(Dataset items)

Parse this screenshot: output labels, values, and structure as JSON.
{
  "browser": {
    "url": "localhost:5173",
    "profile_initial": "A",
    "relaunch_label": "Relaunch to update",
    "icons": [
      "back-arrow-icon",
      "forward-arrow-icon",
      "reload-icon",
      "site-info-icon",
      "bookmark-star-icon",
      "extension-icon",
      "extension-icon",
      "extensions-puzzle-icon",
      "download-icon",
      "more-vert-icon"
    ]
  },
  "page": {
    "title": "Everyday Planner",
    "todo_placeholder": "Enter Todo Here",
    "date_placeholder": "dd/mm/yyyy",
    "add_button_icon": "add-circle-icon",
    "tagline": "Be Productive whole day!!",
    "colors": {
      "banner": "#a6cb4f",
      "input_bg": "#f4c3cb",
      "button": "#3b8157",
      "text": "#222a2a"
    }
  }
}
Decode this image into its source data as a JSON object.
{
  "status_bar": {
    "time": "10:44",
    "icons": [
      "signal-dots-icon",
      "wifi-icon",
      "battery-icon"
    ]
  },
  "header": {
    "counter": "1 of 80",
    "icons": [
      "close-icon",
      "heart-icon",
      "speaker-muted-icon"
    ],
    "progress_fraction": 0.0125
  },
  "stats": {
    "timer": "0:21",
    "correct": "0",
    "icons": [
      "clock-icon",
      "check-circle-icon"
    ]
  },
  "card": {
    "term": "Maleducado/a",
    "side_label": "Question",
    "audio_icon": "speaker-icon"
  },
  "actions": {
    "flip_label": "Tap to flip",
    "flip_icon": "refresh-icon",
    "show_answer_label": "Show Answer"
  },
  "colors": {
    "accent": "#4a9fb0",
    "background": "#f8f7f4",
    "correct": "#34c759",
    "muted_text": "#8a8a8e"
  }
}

**AIM OF THE TASK**: Reproduce the listing above verbatim, from first line to last.

**RESULT**:
Parse this screenshot: output labels, values, and structure as JSON.
{
  "browser": {
    "url": "localhost:5173",
    "profile_initial": "A",
    "relaunch_label": "Relaunch to update",
    "icons": [
      "back-arrow-icon",
      "forward-arrow-icon",
      "reload-icon",
      "site-info-icon",
      "bookmark-star-icon",
      "extension-icon",
      "extension-icon",
      "extensions-puzzle-icon",
      "download-icon",
      "more-vert-icon"
    ]
  },
  "page": {
    "title": "Everyday Planner",
    "todo_placeholder": "Enter Todo Here",
    "date_placeholder": "dd/mm/yyyy",
    "add_button_icon": "add-circle-icon",
    "tagline": "Be Productive whole day!!",
    "colors": {
      "banner": "#a6cb4f",
      "input_bg": "#f4c3cb",
      "button": "#3b8157",
      "text": "#222a2a"
    }
  }
}
Decode this image into its source data as a JSON object.
{
  "status_bar": {
    "time": "10:44",
    "icons": [
      "signal-dots-icon",
      "wifi-icon",
      "battery-icon"
    ]
  },
  "header": {
    "counter": "1 of 80",
    "icons": [
      "close-icon",
      "heart-icon",
      "speaker-muted-icon"
    ],
    "progress_fraction": 0.0125
  },
  "stats": {
    "timer": "0:21",
    "correct": "0",
    "icons": [
      "clock-icon",
      "check-circle-icon"
    ]
  },
  "card": {
    "term": "Maleducado/a",
    "side_label": "Question",
    "audio_icon": "speaker-icon"
  },
  "actions": {
    "flip_label": "Tap to flip",
    "flip_icon": "refresh-icon",
    "show_answer_label": "Show Answer"
  },
  "colors": {
    "accent": "#4a9fb0",
    "background": "#f8f7f4",
    "correct": "#34c759",
    "muted_text": "#8a8a8e"
  }
}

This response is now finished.